[Source records]
>> begin
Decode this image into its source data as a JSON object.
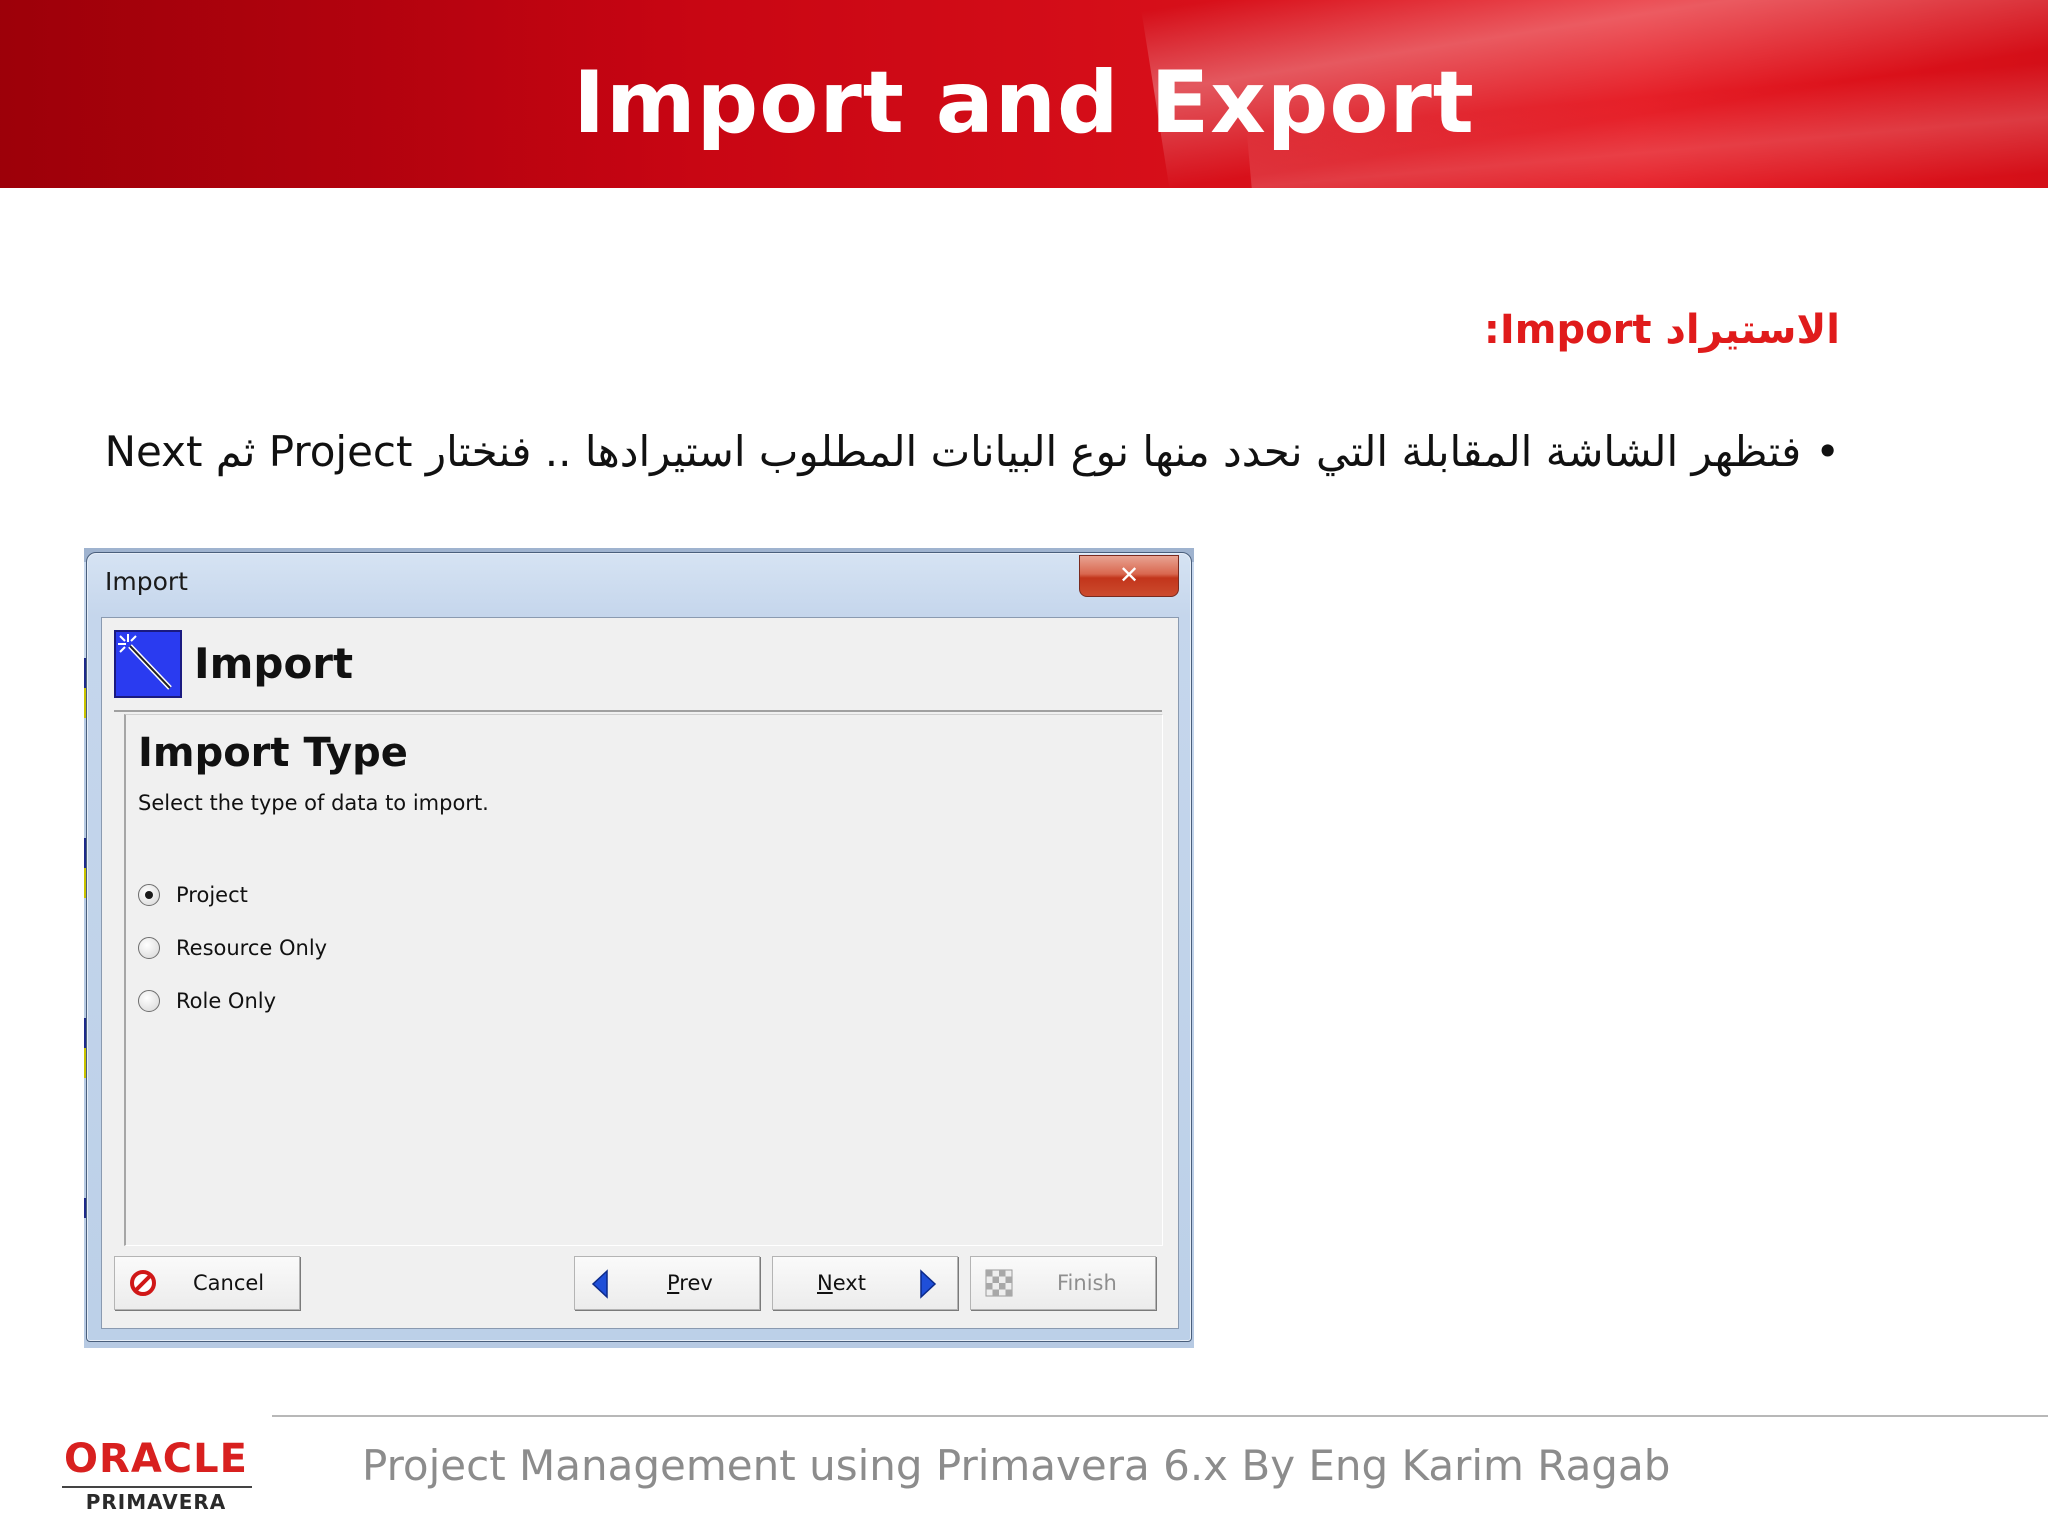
{
  "slide": {
    "title": "Import and Export",
    "heading": "الاستيراد Import:",
    "bullet": "فتظهر الشاشة المقابلة التي نحدد منها نوع البيانات المطلوب استيرادها .. فنختار  Project ثم Next",
    "footer": "Project Management using Primavera 6.x By Eng Karim Ragab",
    "logo": {
      "brand": "ORACLE",
      "product": "PRIMAVERA"
    }
  },
  "dialog": {
    "window_title": "Import",
    "close_glyph": "✕",
    "header_title": "Import",
    "section_title": "Import Type",
    "instruction": "Select the type of data to import.",
    "options": [
      {
        "label": "Project",
        "selected": true
      },
      {
        "label": "Resource Only",
        "selected": false
      },
      {
        "label": "Role Only",
        "selected": false
      }
    ],
    "buttons": {
      "cancel": "Cancel",
      "prev_mnemonic": "P",
      "prev_rest": "rev",
      "next_mnemonic": "N",
      "next_rest": "ext",
      "finish": "Finish"
    }
  },
  "colors": {
    "banner_red": "#d8101a",
    "heading_red": "#e01b1b",
    "wizard_icon_blue": "#2a3bf0",
    "arrow_blue": "#1f4fd8",
    "oracle_red": "#d8201f"
  }
}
>> end
> What is expected
Using the entries above, return each line that includes the word "Only".

> Finished task
        "label": "Resource Only",
        "label": "Role Only",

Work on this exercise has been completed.